— START Data shown —

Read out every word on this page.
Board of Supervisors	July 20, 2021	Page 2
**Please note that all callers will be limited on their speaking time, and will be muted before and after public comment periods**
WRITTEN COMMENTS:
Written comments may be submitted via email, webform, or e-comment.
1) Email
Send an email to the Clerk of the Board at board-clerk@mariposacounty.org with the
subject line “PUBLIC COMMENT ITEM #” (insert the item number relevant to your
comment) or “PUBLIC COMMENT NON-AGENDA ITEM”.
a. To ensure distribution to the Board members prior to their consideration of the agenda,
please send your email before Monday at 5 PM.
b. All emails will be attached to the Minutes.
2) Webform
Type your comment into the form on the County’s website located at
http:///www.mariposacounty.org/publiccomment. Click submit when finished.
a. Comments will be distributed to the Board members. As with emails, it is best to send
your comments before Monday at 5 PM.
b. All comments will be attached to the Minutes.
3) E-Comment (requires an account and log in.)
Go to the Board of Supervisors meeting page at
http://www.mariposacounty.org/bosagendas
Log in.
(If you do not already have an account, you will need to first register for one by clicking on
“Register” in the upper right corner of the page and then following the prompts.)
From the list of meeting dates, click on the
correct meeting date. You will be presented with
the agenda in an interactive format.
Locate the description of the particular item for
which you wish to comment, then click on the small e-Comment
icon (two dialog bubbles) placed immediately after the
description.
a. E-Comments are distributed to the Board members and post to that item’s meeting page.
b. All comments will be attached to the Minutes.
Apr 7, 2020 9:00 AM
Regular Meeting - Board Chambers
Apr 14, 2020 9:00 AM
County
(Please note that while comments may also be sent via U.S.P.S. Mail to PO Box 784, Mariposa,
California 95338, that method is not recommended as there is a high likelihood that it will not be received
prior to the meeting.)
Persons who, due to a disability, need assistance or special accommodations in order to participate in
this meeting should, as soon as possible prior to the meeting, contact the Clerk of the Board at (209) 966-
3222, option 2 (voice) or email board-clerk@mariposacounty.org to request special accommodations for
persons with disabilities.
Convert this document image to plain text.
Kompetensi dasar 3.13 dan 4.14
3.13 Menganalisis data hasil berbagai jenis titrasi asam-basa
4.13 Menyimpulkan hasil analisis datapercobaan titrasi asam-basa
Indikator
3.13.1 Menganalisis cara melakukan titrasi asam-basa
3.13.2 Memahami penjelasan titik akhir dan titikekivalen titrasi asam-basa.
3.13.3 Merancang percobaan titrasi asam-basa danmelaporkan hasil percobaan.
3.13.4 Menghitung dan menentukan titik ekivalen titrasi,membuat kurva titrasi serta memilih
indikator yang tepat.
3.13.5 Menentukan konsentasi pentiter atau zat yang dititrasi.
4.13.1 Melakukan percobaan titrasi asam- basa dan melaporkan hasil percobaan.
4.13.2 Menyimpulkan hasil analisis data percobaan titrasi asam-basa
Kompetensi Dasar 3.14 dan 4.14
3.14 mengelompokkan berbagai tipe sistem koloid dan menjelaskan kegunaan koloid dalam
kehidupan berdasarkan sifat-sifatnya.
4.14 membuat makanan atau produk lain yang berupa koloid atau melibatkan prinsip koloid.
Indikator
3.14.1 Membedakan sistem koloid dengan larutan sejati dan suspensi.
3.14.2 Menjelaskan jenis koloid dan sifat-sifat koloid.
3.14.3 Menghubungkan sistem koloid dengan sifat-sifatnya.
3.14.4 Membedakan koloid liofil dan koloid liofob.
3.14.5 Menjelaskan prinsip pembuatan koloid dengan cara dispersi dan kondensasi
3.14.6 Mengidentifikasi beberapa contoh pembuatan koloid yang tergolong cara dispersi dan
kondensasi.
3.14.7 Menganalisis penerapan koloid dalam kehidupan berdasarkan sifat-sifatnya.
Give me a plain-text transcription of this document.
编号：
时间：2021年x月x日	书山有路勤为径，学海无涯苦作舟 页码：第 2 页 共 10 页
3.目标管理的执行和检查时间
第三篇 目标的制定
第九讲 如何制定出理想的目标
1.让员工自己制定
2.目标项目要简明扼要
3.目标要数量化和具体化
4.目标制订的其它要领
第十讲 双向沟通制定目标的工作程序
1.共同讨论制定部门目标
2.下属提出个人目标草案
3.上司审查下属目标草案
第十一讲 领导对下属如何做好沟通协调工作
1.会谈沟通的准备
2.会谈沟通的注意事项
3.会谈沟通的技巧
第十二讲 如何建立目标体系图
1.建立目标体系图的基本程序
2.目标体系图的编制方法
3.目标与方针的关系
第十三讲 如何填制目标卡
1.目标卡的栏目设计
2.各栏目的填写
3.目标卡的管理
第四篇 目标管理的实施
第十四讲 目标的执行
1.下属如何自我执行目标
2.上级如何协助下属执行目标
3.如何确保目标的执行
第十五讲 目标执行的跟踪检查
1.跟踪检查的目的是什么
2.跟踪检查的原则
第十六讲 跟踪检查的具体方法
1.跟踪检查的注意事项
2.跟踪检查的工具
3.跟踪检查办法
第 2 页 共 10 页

— END Data shown —

> **Work required**: Transcribe the whole listing with nothing added or left out.

> **Worked answer**:
Read out every word on this page.
Board of Supervisors	July 20, 2021	Page 2
**Please note that all callers will be limited on their speaking time, and will be muted before and after public comment periods**
WRITTEN COMMENTS:
Written comments may be submitted via email, webform, or e-comment.
1) Email
Send an email to the Clerk of the Board at board-clerk@mariposacounty.org with the
subject line “PUBLIC COMMENT ITEM #” (insert the item number relevant to your
comment) or “PUBLIC COMMENT NON-AGENDA ITEM”.
a. To ensure distribution to the Board members prior to their consideration of the agenda,
please send your email before Monday at 5 PM.
b. All emails will be attached to the Minutes.
2) Webform
Type your comment into the form on the County’s website located at
http:///www.mariposacounty.org/publiccomment. Click submit when finished.
a. Comments will be distributed to the Board members. As with emails, it is best to send
your comments before Monday at 5 PM.
b. All comments will be attached to the Minutes.
3) E-Comment (requires an account and log in.)
Go to the Board of Supervisors meeting page at
http://www.mariposacounty.org/bosagendas
Log in.
(If you do not already have an account, you will need to first register for one by clicking on
“Register” in the upper right corner of the page and then following the prompts.)
From the list of meeting dates, click on the
correct meeting date. You will be presented with
the agenda in an interactive format.
Locate the description of the particular item for
which you wish to comment, then click on the small e-Comment
icon (two dialog bubbles) placed immediately after the
description.
a. E-Comments are distributed to the Board members and post to that item’s meeting page.
b. All comments will be attached to the Minutes.
Apr 7, 2020 9:00 AM
Regular Meeting - Board Chambers
Apr 14, 2020 9:00 AM
County
(Please note that while comments may also be sent via U.S.P.S. Mail to PO Box 784, Mariposa,
California 95338, that method is not recommended as there is a high likelihood that it will not be received
prior to the meeting.)
Persons who, due to a disability, need assistance or special accommodations in order to participate in
this meeting should, as soon as possible prior to the meeting, contact the Clerk of the Board at (209) 966-
3222, option 2 (voice) or email board-clerk@mariposacounty.org to request special accommodations for
persons with disabilities.
Convert this document image to plain text.
Kompetensi dasar 3.13 dan 4.14
3.13 Menganalisis data hasil berbagai jenis titrasi asam-basa
4.13 Menyimpulkan hasil analisis datapercobaan titrasi asam-basa
Indikator
3.13.1 Menganalisis cara melakukan titrasi asam-basa
3.13.2 Memahami penjelasan titik akhir dan titikekivalen titrasi asam-basa.
3.13.3 Merancang percobaan titrasi asam-basa danmelaporkan hasil percobaan.
3.13.4 Menghitung dan menentukan titik ekivalen titrasi,membuat kurva titrasi serta memilih
indikator yang tepat.
3.13.5 Menentukan konsentasi pentiter atau zat yang dititrasi.
4.13.1 Melakukan percobaan titrasi asam- basa dan melaporkan hasil percobaan.
4.13.2 Menyimpulkan hasil analisis data percobaan titrasi asam-basa
Kompetensi Dasar 3.14 dan 4.14
3.14 mengelompokkan berbagai tipe sistem koloid dan menjelaskan kegunaan koloid dalam
kehidupan berdasarkan sifat-sifatnya.
4.14 membuat makanan atau produk lain yang berupa koloid atau melibatkan prinsip koloid.
Indikator
3.14.1 Membedakan sistem koloid dengan larutan sejati dan suspensi.
3.14.2 Menjelaskan jenis koloid dan sifat-sifat koloid.
3.14.3 Menghubungkan sistem koloid dengan sifat-sifatnya.
3.14.4 Membedakan koloid liofil dan koloid liofob.
3.14.5 Menjelaskan prinsip pembuatan koloid dengan cara dispersi dan kondensasi
3.14.6 Mengidentifikasi beberapa contoh pembuatan koloid yang tergolong cara dispersi dan
kondensasi.
3.14.7 Menganalisis penerapan koloid dalam kehidupan berdasarkan sifat-sifatnya.
Give me a plain-text transcription of this document.
编号：
时间：2021年x月x日	书山有路勤为径，学海无涯苦作舟 页码：第 2 页 共 10 页
3.目标管理的执行和检查时间
第三篇 目标的制定
第九讲 如何制定出理想的目标
1.让员工自己制定
2.目标项目要简明扼要
3.目标要数量化和具体化
4.目标制订的其它要领
第十讲 双向沟通制定目标的工作程序
1.共同讨论制定部门目标
2.下属提出个人目标草案
3.上司审查下属目标草案
第十一讲 领导对下属如何做好沟通协调工作
1.会谈沟通的准备
2.会谈沟通的注意事项
3.会谈沟通的技巧
第十二讲 如何建立目标体系图
1.建立目标体系图的基本程序
2.目标体系图的编制方法
3.目标与方针的关系
第十三讲 如何填制目标卡
1.目标卡的栏目设计
2.各栏目的填写
3.目标卡的管理
第四篇 目标管理的实施
第十四讲 目标的执行
1.下属如何自我执行目标
2.上级如何协助下属执行目标
3.如何确保目标的执行
第十五讲 目标执行的跟踪检查
1.跟踪检查的目的是什么
2.跟踪检查的原则
第十六讲 跟踪检查的具体方法
1.跟踪检查的注意事项
2.跟踪检查的工具
3.跟踪检查办法
第 2 页 共 10 页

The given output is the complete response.